### Aim
Identify the lines holding "text" and copy them.

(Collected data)

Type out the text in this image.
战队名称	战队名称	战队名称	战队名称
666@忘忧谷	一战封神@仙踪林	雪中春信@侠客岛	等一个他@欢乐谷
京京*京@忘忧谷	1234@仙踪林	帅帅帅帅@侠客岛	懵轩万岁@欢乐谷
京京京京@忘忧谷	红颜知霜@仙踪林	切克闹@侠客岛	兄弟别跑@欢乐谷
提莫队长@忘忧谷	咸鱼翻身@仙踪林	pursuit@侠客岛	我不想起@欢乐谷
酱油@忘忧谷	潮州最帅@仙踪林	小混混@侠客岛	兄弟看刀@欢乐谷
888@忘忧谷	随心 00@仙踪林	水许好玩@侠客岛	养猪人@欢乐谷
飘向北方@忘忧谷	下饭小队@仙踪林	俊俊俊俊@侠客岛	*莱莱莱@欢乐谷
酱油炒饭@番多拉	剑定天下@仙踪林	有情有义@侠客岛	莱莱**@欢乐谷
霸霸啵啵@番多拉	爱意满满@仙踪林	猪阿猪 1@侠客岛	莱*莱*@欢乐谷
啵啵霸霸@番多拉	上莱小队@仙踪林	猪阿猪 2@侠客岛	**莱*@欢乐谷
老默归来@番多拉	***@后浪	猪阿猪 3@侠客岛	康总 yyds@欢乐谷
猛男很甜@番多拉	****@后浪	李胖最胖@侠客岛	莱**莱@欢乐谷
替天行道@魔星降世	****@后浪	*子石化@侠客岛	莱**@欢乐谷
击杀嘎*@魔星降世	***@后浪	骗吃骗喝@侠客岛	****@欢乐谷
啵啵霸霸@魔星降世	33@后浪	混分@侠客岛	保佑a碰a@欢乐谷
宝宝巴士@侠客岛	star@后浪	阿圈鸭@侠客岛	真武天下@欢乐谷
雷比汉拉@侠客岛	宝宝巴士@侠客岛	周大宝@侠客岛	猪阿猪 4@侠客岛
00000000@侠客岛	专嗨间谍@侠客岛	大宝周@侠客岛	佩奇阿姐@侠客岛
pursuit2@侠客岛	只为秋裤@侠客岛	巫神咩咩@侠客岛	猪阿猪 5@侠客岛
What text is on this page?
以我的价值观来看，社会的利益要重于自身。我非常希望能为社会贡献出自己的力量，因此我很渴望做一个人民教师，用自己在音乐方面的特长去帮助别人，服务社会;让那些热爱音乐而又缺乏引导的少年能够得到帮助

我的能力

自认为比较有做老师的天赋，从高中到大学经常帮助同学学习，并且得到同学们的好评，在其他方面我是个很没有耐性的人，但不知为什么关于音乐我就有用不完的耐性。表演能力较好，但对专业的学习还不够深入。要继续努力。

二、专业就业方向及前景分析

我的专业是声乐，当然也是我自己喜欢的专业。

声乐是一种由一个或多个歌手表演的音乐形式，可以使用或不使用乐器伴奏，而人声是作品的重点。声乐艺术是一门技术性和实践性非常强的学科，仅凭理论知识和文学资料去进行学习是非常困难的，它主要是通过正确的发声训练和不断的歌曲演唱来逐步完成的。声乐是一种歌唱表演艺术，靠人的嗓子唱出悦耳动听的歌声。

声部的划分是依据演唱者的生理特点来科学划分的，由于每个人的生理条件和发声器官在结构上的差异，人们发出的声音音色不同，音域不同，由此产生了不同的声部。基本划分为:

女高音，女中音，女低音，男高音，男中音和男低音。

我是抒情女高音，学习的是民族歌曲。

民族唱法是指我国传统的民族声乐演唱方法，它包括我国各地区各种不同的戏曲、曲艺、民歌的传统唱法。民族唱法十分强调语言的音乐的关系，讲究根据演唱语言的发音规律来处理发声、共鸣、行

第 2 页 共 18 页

### Complete output
Type out the text in this image.
What text is on this page?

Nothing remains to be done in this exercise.